- _Objective_:
Provide the data again in its entirety, exactly as given.

[BEGIN Stored rows]

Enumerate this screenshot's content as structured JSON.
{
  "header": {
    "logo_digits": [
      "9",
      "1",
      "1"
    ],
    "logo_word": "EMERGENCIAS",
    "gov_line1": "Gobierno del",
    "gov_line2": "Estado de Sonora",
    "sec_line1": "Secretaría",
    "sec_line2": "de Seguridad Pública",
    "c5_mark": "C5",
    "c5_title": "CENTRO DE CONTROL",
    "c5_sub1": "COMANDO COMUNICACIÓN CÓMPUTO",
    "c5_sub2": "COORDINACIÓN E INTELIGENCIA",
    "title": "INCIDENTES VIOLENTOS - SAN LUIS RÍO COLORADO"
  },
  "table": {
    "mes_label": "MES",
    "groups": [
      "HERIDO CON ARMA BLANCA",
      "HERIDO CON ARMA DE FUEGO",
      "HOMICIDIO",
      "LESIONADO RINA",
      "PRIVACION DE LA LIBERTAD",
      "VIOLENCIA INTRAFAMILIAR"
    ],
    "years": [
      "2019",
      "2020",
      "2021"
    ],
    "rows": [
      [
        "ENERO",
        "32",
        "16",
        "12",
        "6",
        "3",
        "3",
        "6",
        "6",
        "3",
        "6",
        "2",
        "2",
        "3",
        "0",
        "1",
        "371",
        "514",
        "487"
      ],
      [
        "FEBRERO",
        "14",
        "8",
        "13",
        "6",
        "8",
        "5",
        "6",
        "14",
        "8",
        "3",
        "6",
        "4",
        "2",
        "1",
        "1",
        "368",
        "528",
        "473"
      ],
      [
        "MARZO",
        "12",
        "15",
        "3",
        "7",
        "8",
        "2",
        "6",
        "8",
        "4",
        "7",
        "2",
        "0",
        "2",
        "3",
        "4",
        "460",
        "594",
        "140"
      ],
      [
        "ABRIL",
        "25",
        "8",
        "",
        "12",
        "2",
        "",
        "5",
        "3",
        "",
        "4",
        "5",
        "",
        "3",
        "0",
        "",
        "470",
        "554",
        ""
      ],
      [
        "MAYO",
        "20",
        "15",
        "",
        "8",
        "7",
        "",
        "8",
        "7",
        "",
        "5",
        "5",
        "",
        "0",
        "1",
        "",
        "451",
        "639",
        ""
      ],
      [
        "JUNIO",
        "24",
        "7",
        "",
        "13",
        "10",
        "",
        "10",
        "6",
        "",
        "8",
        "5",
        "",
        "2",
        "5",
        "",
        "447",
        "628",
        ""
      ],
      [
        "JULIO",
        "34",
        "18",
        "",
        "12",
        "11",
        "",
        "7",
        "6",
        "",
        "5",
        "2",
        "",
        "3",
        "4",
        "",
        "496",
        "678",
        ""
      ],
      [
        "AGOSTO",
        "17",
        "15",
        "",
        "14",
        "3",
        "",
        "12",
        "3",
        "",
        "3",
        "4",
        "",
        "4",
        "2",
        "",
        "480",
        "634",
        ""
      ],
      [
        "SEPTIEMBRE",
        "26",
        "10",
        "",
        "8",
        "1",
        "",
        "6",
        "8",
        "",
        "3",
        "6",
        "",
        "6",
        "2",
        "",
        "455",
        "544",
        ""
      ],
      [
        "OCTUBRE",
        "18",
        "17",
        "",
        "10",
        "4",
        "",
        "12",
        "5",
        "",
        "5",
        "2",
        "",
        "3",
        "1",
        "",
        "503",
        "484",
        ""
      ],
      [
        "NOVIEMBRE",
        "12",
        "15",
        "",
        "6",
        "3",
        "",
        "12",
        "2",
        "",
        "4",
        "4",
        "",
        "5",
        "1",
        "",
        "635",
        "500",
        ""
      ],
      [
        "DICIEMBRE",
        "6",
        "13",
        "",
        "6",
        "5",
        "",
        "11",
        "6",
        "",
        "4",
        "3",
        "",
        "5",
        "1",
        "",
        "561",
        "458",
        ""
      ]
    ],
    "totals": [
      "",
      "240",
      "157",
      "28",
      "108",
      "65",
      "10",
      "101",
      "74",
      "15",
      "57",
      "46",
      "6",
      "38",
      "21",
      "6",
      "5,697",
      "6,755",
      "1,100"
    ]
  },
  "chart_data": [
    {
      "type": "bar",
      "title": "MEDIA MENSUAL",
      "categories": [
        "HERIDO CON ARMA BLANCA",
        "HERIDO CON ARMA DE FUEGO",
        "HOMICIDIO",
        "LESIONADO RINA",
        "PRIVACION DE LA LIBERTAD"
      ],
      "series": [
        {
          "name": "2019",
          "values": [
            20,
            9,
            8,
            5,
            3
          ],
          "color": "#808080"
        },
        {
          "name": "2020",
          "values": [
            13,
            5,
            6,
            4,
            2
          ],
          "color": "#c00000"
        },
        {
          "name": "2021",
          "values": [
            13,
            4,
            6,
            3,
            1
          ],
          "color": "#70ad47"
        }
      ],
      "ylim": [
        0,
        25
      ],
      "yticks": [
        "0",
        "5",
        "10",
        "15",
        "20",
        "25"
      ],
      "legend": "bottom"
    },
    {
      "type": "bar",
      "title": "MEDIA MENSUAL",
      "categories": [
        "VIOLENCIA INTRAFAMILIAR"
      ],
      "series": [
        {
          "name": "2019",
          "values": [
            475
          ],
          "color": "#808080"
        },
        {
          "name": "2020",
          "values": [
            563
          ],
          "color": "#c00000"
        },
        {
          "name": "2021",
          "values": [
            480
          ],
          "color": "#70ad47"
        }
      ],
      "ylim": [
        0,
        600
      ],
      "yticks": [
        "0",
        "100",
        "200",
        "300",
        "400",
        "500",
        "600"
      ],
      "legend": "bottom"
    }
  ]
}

[END Stored rows]

- _Final result_:
Enumerate this screenshot's content as structured JSON.
{
  "header": {
    "logo_digits": [
      "9",
      "1",
      "1"
    ],
    "logo_word": "EMERGENCIAS",
    "gov_line1": "Gobierno del",
    "gov_line2": "Estado de Sonora",
    "sec_line1": "Secretaría",
    "sec_line2": "de Seguridad Pública",
    "c5_mark": "C5",
    "c5_title": "CENTRO DE CONTROL",
    "c5_sub1": "COMANDO COMUNICACIÓN CÓMPUTO",
    "c5_sub2": "COORDINACIÓN E INTELIGENCIA",
    "title": "INCIDENTES VIOLENTOS - SAN LUIS RÍO COLORADO"
  },
  "table": {
    "mes_label": "MES",
    "groups": [
      "HERIDO CON ARMA BLANCA",
      "HERIDO CON ARMA DE FUEGO",
      "HOMICIDIO",
      "LESIONADO RINA",
      "PRIVACION DE LA LIBERTAD",
      "VIOLENCIA INTRAFAMILIAR"
    ],
    "years": [
      "2019",
      "2020",
      "2021"
    ],
    "rows": [
      [
        "ENERO",
        "32",
        "16",
        "12",
        "6",
        "3",
        "3",
        "6",
        "6",
        "3",
        "6",
        "2",
        "2",
        "3",
        "0",
        "1",
        "371",
        "514",
        "487"
      ],
      [
        "FEBRERO",
        "14",
        "8",
        "13",
        "6",
        "8",
        "5",
        "6",
        "14",
        "8",
        "3",
        "6",
        "4",
        "2",
        "1",
        "1",
        "368",
        "528",
        "473"
      ],
      [
        "MARZO",
        "12",
        "15",
        "3",
        "7",
        "8",
        "2",
        "6",
        "8",
        "4",
        "7",
        "2",
        "0",
        "2",
        "3",
        "4",
        "460",
        "594",
        "140"
      ],
      [
        "ABRIL",
        "25",
        "8",
        "",
        "12",
        "2",
        "",
        "5",
        "3",
        "",
        "4",
        "5",
        "",
        "3",
        "0",
        "",
        "470",
        "554",
        ""
      ],
      [
        "MAYO",
        "20",
        "15",
        "",
        "8",
        "7",
        "",
        "8",
        "7",
        "",
        "5",
        "5",
        "",
        "0",
        "1",
        "",
        "451",
        "639",
        ""
      ],
      [
        "JUNIO",
        "24",
        "7",
        "",
        "13",
        "10",
        "",
        "10",
        "6",
        "",
        "8",
        "5",
        "",
        "2",
        "5",
        "",
        "447",
        "628",
        ""
      ],
      [
        "JULIO",
        "34",
        "18",
        "",
        "12",
        "11",
        "",
        "7",
        "6",
        "",
        "5",
        "2",
        "",
        "3",
        "4",
        "",
        "496",
        "678",
        ""
      ],
      [
        "AGOSTO",
        "17",
        "15",
        "",
        "14",
        "3",
        "",
        "12",
        "3",
        "",
        "3",
        "4",
        "",
        "4",
        "2",
        "",
        "480",
        "634",
        ""
      ],
      [
        "SEPTIEMBRE",
        "26",
        "10",
        "",
        "8",
        "1",
        "",
        "6",
        "8",
        "",
        "3",
        "6",
        "",
        "6",
        "2",
        "",
        "455",
        "544",
        ""
      ],
      [
        "OCTUBRE",
        "18",
        "17",
        "",
        "10",
        "4",
        "",
        "12",
        "5",
        "",
        "5",
        "2",
        "",
        "3",
        "1",
        "",
        "503",
        "484",
        ""
      ],
      [
        "NOVIEMBRE",
        "12",
        "15",
        "",
        "6",
        "3",
        "",
        "12",
        "2",
        "",
        "4",
        "4",
        "",
        "5",
        "1",
        "",
        "635",
        "500",
        ""
      ],
      [
        "DICIEMBRE",
        "6",
        "13",
        "",
        "6",
        "5",
        "",
        "11",
        "6",
        "",
        "4",
        "3",
        "",
        "5",
        "1",
        "",
        "561",
        "458",
        ""
      ]
    ],
    "totals": [
      "",
      "240",
      "157",
      "28",
      "108",
      "65",
      "10",
      "101",
      "74",
      "15",
      "57",
      "46",
      "6",
      "38",
      "21",
      "6",
      "5,697",
      "6,755",
      "1,100"
    ]
  },
  "chart_data": [
    {
      "type": "bar",
      "title": "MEDIA MENSUAL",
      "categories": [
        "HERIDO CON ARMA BLANCA",
        "HERIDO CON ARMA DE FUEGO",
        "HOMICIDIO",
        "LESIONADO RINA",
        "PRIVACION DE LA LIBERTAD"
      ],
      "series": [
        {
          "name": "2019",
          "values": [
            20,
            9,
            8,
            5,
            3
          ],
          "color": "#808080"
        },
        {
          "name": "2020",
          "values": [
            13,
            5,
            6,
            4,
            2
          ],
          "color": "#c00000"
        },
        {
          "name": "2021",
          "values": [
            13,
            4,
            6,
            3,
            1
          ],
          "color": "#70ad47"
        }
      ],
      "ylim": [
        0,
        25
      ],
      "yticks": [
        "0",
        "5",
        "10",
        "15",
        "20",
        "25"
      ],
      "legend": "bottom"
    },
    {
      "type": "bar",
      "title": "MEDIA MENSUAL",
      "categories": [
        "VIOLENCIA INTRAFAMILIAR"
      ],
      "series": [
        {
          "name": "2019",
          "values": [
            475
          ],
          "color": "#808080"
        },
        {
          "name": "2020",
          "values": [
            563
          ],
          "color": "#c00000"
        },
        {
          "name": "2021",
          "values": [
            480
          ],
          "color": "#70ad47"
        }
      ],
      "ylim": [
        0,
        600
      ],
      "yticks": [
        "0",
        "100",
        "200",
        "300",
        "400",
        "500",
        "600"
      ],
      "legend": "bottom"
    }
  ]
}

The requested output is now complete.